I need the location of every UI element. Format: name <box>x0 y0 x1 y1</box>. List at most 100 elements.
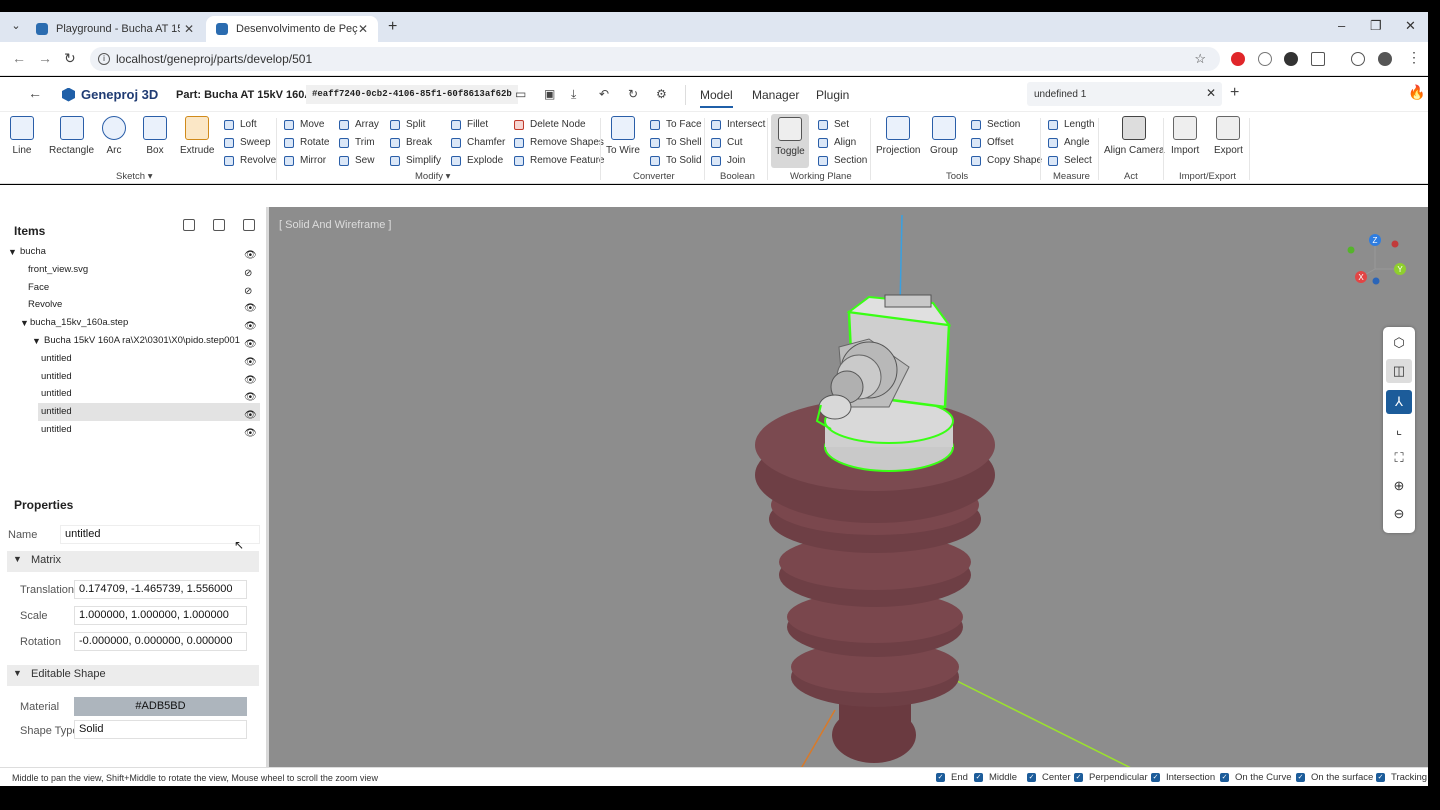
chevron-down-icon[interactable]: ▼ <box>20 314 29 332</box>
snap-option[interactable]: ✓ Middle <box>974 772 1017 783</box>
view-cube-icon[interactable]: ⬡ <box>1386 331 1412 355</box>
profile-avatar[interactable] <box>1378 52 1392 66</box>
tab-manager[interactable]: Manager <box>752 88 799 102</box>
minimize-button[interactable]: – <box>1338 18 1345 33</box>
sync-icon[interactable] <box>1351 52 1365 66</box>
extrude-tool-button[interactable]: Extrude <box>180 116 214 156</box>
sew-button[interactable]: Sew <box>339 155 374 166</box>
material-color-picker[interactable]: #ADB5BD <box>74 697 247 716</box>
wallet-extension-icon[interactable] <box>1284 52 1298 66</box>
checkbox-checked-icon[interactable]: ✓ <box>1376 773 1385 782</box>
close-tab-icon[interactable]: ✕ <box>358 22 368 36</box>
remove-shapes-button[interactable]: Remove Shapes <box>514 137 604 148</box>
snap-option[interactable]: ✓ Perpendicular <box>1074 772 1148 783</box>
chevron-down-icon[interactable]: ▼ <box>8 243 17 261</box>
reload-icon[interactable]: ↻ <box>64 50 76 67</box>
checkbox-checked-icon[interactable]: ✓ <box>1296 773 1305 782</box>
copy-shape-button[interactable]: Copy Shape <box>971 155 1042 166</box>
export-button[interactable]: Export <box>1214 116 1243 156</box>
align-camera-button[interactable]: Align Camera <box>1104 116 1165 156</box>
close-window-button[interactable]: ✕ <box>1405 18 1416 34</box>
eye-icon[interactable]: 👁 <box>244 425 257 443</box>
chamfer-button[interactable]: Chamfer <box>451 137 505 148</box>
axis-toggle-icon[interactable]: ⅄ <box>1386 390 1412 414</box>
to-face-button[interactable]: To Face <box>650 119 702 130</box>
length-button[interactable]: Length <box>1048 119 1095 130</box>
redo-icon[interactable]: ↻ <box>628 87 638 101</box>
axis-gizmo[interactable]: Z Y X <box>1341 229 1411 299</box>
bookmark-star-icon[interactable]: ☆ <box>1194 51 1206 67</box>
intersect-button[interactable]: Intersect <box>711 119 765 130</box>
trim-button[interactable]: Trim <box>339 137 375 148</box>
extensions-puzzle-icon[interactable] <box>1311 52 1325 66</box>
download-icon[interactable]: ⤓ <box>571 87 576 102</box>
offset-button[interactable]: Offset <box>971 137 1014 148</box>
editable-shape-section-header[interactable]: ▼ Editable Shape <box>7 665 259 686</box>
3d-viewport[interactable]: [ Solid And Wireframe ] Z Y X ⬡ ◫ ⅄ ⌞ ⛶ … <box>269 207 1428 767</box>
tree-item[interactable]: untitled 👁 <box>38 403 260 422</box>
checkbox-checked-icon[interactable]: ✓ <box>936 773 945 782</box>
tree-item[interactable]: front_view.svg ⊘ <box>0 261 262 279</box>
set-plane-button[interactable]: Set <box>818 119 849 130</box>
delete-node-button[interactable]: Delete Node <box>514 119 586 130</box>
revolve-button[interactable]: Revolve <box>224 155 276 166</box>
tree-item[interactable]: ▼ Bucha 15kV 160A ra\X2\0301\X0\pido.step… <box>0 332 262 350</box>
tree-item[interactable]: untitled 👁 <box>0 368 262 386</box>
undo-icon[interactable]: ↶ <box>599 87 609 101</box>
checkbox-checked-icon[interactable]: ✓ <box>1027 773 1036 782</box>
arc-tool-button[interactable]: Arc <box>102 116 126 156</box>
group-button[interactable]: Group <box>930 116 958 156</box>
back-arrow-icon[interactable]: ← <box>28 85 42 101</box>
array-button[interactable]: Array <box>339 119 379 130</box>
add-document-button[interactable]: + <box>1230 84 1239 102</box>
url-field[interactable]: i localhost/geneproj/parts/develop/501 ☆ <box>90 47 1220 71</box>
checkbox-checked-icon[interactable]: ✓ <box>1074 773 1083 782</box>
axes-icon[interactable]: ⌞ <box>1386 418 1412 442</box>
forward-icon[interactable]: → <box>38 50 52 66</box>
close-tab-icon[interactable]: ✕ <box>184 22 194 36</box>
collapse-all-icon[interactable] <box>213 219 225 231</box>
section-plane-button[interactable]: Section <box>818 155 867 166</box>
snap-option[interactable]: ✓ Center <box>1027 772 1071 783</box>
rectangle-tool-button[interactable]: Rectangle <box>49 116 94 156</box>
join-button[interactable]: Join <box>711 155 745 166</box>
document-tab[interactable]: undefined 1 ✕ <box>1027 82 1222 106</box>
name-input[interactable]: untitled <box>60 525 260 544</box>
simplify-button[interactable]: Simplify <box>390 155 441 166</box>
browser-menu-icon[interactable]: ⋮ <box>1407 49 1421 66</box>
tab-list-button[interactable]: ⌄ <box>8 19 24 35</box>
import-button[interactable]: Import <box>1171 116 1199 156</box>
rotate-button[interactable]: Rotate <box>284 137 329 148</box>
section-tool-button[interactable]: Section <box>971 119 1020 130</box>
tree-item[interactable]: Face ⊘ <box>0 279 262 297</box>
projection-button[interactable]: Projection <box>876 116 920 156</box>
checkbox-checked-icon[interactable]: ✓ <box>974 773 983 782</box>
browser-tab-develop[interactable]: Desenvolvimento de Peça - Buc ✕ <box>206 16 378 42</box>
fire-icon[interactable]: 🔥 <box>1408 84 1425 101</box>
to-wire-button[interactable]: To Wire <box>606 116 640 156</box>
mail-extension-icon[interactable] <box>1258 52 1272 66</box>
line-tool-button[interactable]: Line <box>10 116 34 156</box>
select-measure-button[interactable]: Select <box>1048 155 1092 166</box>
sweep-button[interactable]: Sweep <box>224 137 271 148</box>
scale-input[interactable]: 1.000000, 1.000000, 1.000000 <box>74 606 247 625</box>
maximize-button[interactable]: ❐ <box>1370 18 1382 34</box>
cut-button[interactable]: Cut <box>711 137 743 148</box>
translation-input[interactable]: 0.174709, -1.465739, 1.556000 <box>74 580 247 599</box>
open-folder-icon[interactable]: ▭ <box>515 87 526 101</box>
move-button[interactable]: Move <box>284 119 324 130</box>
tree-item[interactable]: untitled 👁 <box>0 421 262 439</box>
snap-option[interactable]: ✓ On the Curve <box>1220 772 1292 783</box>
tree-item[interactable]: ▼ bucha 👁 <box>0 243 262 261</box>
save-icon[interactable]: ▣ <box>544 87 555 101</box>
settings-gear-icon[interactable]: ⚙ <box>656 87 667 101</box>
tree-item[interactable]: untitled 👁 <box>0 385 262 403</box>
new-folder-icon[interactable] <box>183 219 195 231</box>
remove-feature-button[interactable]: Remove Feature <box>514 155 604 166</box>
tab-plugin[interactable]: Plugin <box>816 88 849 102</box>
zoom-in-icon[interactable]: ⊕ <box>1386 474 1412 498</box>
group-label-modify[interactable]: Modify ▾ <box>415 171 450 182</box>
back-icon[interactable]: ← <box>12 50 26 66</box>
to-solid-button[interactable]: To Solid <box>650 155 702 166</box>
group-label-sketch[interactable]: Sketch ▾ <box>116 171 152 182</box>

━━━━━━━━━━━━━━━━━━━━━━━━━━━━━━

What you need to do: Express everything in the records from the line containing "chevron-down-icon[interactable]: ▼ <box>20" down to the line containing "sew-button[interactable]: Sew <box>339" as a Markdown table with the columns Row and Line, leaving out blank lines.

Solved exercise:
| Row | Line |
|---|---|
| 1 | chevron-down-icon[interactable]: ▼ <box>20 314 29 332</box> |
| 2 | snap-option[interactable]: ✓ Middle <box>974 772 1017 783</box> |
| 3 | view-cube-icon[interactable]: ⬡ <box>1386 331 1412 355</box> |
| 4 | profile-avatar[interactable] <box>1378 52 1392 66</box> |
| 5 | tab-manager[interactable]: Manager <box>752 88 799 102</box> |
| 6 | minimize-button[interactable]: – <box>1338 18 1345 33</box> |
| 7 | sync-icon[interactable] <box>1351 52 1365 66</box> |
| 8 | extrude-tool-button[interactable]: Extrude <box>180 116 214 156</box> |
| 9 | sew-button[interactable]: Sew <box>339 155 374 166</box> |